* Exercise goal *
Go through the lines below. Copy those with "Tutorial".

****************************************

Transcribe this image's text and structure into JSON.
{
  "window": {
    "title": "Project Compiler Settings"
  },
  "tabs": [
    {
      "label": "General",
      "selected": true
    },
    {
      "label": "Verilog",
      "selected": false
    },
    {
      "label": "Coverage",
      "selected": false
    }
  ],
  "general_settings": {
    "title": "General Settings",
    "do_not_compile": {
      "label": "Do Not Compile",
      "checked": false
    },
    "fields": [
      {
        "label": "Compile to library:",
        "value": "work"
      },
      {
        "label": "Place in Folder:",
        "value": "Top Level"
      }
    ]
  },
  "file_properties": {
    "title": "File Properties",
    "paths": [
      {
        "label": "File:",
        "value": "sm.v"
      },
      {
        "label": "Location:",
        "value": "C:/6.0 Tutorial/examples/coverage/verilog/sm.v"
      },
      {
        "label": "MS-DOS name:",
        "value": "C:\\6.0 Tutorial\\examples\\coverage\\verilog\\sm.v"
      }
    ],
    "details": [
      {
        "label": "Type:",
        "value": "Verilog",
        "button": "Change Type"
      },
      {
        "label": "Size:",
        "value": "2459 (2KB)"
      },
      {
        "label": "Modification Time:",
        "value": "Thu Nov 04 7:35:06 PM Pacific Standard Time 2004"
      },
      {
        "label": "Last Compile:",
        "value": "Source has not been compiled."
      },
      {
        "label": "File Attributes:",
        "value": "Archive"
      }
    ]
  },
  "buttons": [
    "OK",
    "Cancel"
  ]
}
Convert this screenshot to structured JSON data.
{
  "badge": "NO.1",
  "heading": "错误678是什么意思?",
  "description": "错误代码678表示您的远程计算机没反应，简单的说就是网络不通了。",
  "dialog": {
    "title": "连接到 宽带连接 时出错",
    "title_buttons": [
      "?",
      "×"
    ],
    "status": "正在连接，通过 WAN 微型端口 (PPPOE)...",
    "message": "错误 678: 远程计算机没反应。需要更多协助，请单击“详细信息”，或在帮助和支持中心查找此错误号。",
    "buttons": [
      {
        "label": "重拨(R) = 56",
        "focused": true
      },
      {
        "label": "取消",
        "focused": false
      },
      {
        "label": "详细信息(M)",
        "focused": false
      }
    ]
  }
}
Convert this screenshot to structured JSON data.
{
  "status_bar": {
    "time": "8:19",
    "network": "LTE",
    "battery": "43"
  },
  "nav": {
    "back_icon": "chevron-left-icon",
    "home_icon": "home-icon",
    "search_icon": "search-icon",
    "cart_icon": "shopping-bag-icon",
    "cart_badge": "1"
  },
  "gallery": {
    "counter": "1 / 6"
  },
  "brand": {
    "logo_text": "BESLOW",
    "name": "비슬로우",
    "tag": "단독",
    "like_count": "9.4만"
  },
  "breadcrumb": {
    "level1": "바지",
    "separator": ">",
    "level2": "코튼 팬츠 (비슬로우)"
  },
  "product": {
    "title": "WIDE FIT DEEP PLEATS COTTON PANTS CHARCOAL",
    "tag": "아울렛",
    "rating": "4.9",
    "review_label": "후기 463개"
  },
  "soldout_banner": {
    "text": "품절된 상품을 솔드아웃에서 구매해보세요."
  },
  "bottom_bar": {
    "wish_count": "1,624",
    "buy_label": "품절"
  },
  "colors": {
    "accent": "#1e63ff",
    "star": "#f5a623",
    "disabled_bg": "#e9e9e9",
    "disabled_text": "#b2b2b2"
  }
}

****************************************

* Task result *
        "value": "C:/6.0 Tutorial/examples/coverage/verilog/sm.v"
        "value": "C:\\6.0 Tutorial\\examples\\coverage\\verilog\\sm.v"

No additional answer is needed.